**Problem:**
Filter for the word "вызывающие" and keep each matching line.

Dataset items
::::::

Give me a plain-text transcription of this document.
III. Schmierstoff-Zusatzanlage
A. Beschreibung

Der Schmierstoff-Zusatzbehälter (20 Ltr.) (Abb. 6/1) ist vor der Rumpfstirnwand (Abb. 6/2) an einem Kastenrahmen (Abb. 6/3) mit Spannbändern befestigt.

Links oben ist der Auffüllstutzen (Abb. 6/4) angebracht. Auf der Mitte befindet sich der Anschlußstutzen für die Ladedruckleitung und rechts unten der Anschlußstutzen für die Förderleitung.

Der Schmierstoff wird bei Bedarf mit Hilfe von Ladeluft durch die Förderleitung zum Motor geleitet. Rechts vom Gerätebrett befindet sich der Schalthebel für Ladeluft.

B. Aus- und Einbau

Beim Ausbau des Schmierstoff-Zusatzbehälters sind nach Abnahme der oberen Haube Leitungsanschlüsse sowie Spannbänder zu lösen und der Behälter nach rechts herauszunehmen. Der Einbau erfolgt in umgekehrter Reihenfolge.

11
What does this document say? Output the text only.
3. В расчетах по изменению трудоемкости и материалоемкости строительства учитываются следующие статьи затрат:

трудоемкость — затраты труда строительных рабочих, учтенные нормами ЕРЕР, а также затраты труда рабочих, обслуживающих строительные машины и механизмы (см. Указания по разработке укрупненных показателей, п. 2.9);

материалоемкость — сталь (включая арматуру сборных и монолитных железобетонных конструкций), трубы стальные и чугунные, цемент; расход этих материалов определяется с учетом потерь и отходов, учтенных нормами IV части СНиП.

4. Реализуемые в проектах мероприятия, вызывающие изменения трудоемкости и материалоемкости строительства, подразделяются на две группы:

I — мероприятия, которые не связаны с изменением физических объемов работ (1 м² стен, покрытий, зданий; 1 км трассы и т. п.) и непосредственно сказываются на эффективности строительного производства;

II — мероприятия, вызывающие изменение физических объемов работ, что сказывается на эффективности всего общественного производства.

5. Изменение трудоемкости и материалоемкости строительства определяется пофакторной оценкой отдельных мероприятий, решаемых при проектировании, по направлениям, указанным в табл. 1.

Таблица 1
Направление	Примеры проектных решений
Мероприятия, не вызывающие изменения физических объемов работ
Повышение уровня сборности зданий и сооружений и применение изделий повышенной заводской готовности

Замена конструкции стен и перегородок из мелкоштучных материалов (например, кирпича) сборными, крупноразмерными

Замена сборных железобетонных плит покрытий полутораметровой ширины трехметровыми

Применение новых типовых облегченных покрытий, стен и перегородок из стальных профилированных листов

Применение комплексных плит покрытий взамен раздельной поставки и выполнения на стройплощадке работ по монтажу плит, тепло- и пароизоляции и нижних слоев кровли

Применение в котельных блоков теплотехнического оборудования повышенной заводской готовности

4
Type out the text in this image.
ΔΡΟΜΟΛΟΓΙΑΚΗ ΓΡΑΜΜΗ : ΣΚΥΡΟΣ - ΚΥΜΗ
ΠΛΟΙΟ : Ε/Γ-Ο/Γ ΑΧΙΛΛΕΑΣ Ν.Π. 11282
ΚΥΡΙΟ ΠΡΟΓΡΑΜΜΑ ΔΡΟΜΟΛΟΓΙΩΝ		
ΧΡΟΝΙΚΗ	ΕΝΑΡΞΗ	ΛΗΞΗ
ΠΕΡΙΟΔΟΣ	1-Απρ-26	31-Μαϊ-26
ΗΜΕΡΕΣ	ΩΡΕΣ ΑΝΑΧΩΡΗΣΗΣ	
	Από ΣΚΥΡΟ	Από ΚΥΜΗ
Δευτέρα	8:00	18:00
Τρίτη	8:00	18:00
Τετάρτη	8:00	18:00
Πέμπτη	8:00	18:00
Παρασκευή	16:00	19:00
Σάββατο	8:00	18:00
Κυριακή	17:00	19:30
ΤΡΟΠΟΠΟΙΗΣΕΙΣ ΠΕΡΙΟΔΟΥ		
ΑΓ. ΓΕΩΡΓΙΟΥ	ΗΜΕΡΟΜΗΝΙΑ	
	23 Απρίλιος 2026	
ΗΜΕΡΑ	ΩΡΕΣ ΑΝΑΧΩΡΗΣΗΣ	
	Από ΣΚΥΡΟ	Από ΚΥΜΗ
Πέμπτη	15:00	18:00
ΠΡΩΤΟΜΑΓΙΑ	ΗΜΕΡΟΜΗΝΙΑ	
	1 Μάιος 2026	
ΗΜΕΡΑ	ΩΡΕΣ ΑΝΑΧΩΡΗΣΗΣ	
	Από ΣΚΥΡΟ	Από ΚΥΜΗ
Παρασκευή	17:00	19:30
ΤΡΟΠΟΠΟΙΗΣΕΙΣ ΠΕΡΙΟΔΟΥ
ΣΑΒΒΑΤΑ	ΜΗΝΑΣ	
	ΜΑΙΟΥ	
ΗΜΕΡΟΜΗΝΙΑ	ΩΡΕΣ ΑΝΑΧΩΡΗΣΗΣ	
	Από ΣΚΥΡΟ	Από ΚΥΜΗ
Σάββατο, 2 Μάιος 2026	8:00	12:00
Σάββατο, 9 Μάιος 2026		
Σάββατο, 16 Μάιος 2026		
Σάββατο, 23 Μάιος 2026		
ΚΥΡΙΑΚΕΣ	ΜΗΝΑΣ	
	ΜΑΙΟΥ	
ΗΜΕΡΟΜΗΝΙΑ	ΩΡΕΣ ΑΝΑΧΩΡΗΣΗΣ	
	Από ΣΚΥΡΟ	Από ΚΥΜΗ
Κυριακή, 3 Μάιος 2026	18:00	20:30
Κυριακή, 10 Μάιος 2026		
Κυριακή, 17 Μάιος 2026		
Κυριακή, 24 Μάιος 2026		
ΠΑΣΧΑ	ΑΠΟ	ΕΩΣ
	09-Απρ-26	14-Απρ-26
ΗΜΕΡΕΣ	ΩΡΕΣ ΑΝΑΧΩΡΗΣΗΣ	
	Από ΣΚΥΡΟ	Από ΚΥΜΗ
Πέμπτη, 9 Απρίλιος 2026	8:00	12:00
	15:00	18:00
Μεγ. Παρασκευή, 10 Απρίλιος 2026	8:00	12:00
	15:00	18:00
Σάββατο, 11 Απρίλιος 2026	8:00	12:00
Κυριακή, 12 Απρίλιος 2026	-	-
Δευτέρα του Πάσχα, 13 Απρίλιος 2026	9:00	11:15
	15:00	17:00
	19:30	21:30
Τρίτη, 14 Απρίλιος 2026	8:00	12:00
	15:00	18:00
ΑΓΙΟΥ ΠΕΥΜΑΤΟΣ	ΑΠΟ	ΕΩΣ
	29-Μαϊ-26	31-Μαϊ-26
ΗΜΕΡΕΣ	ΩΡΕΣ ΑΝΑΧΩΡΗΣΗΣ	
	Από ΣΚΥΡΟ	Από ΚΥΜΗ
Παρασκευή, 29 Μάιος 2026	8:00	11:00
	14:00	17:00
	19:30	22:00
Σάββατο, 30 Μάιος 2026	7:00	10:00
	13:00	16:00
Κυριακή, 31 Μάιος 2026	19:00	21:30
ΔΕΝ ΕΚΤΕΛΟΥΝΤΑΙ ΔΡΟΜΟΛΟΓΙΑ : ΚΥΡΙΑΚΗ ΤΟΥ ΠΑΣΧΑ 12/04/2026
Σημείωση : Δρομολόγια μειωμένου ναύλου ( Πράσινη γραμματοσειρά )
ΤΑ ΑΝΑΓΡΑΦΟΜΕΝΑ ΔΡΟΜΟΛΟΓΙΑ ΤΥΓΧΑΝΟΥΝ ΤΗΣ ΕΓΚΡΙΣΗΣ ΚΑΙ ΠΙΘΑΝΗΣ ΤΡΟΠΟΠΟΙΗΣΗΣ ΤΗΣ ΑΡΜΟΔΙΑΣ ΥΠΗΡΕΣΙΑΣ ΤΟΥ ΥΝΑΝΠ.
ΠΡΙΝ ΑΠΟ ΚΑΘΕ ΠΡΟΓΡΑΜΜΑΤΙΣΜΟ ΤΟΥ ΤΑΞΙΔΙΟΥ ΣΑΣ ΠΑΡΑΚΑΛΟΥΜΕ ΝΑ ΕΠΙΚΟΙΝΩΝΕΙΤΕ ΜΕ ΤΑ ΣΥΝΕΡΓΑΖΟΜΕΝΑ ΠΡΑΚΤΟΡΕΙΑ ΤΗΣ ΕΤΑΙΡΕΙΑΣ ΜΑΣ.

::::::

**Reply:**
4. Реализуемые в проектах мероприятия, вызывающие изменения трудоемкости и материалоемкости строительства, подразделяются на две группы:
II — мероприятия, вызывающие изменение физических объемов работ, что сказывается на эффективности всего общественного производства.
Мероприятия, не вызывающие изменения физических объемов работ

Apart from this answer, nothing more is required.